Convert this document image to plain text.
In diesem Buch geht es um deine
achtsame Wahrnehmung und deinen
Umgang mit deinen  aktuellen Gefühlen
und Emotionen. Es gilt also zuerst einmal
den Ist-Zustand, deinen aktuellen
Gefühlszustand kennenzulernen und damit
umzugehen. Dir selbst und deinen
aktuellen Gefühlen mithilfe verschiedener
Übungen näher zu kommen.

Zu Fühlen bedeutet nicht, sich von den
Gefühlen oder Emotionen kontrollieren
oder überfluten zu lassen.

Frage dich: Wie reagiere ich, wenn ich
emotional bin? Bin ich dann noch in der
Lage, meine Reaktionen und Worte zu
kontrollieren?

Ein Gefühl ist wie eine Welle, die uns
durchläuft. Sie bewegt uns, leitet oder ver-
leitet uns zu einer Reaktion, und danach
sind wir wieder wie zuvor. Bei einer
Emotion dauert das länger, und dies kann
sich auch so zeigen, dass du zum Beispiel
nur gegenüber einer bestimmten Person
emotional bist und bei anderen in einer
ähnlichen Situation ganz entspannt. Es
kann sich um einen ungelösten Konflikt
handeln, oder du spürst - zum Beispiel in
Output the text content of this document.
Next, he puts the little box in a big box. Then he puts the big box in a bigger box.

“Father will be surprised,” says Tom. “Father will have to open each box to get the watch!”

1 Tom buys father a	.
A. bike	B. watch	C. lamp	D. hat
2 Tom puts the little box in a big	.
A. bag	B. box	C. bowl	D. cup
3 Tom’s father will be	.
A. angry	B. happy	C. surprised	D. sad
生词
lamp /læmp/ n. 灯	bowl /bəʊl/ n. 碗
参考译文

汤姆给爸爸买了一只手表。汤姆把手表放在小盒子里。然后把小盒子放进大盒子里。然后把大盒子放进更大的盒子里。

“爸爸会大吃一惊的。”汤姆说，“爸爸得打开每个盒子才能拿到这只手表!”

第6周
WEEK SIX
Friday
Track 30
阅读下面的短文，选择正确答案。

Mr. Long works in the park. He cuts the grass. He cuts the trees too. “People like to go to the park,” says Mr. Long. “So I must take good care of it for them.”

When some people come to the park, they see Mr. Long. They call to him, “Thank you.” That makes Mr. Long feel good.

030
◆ ◆ ◆ ◆
- Goal of the exercise:
Find each line holding the string "document" and copy it out.

- Solved problem:
Convert this document image to plain text.
Output the text content of this document.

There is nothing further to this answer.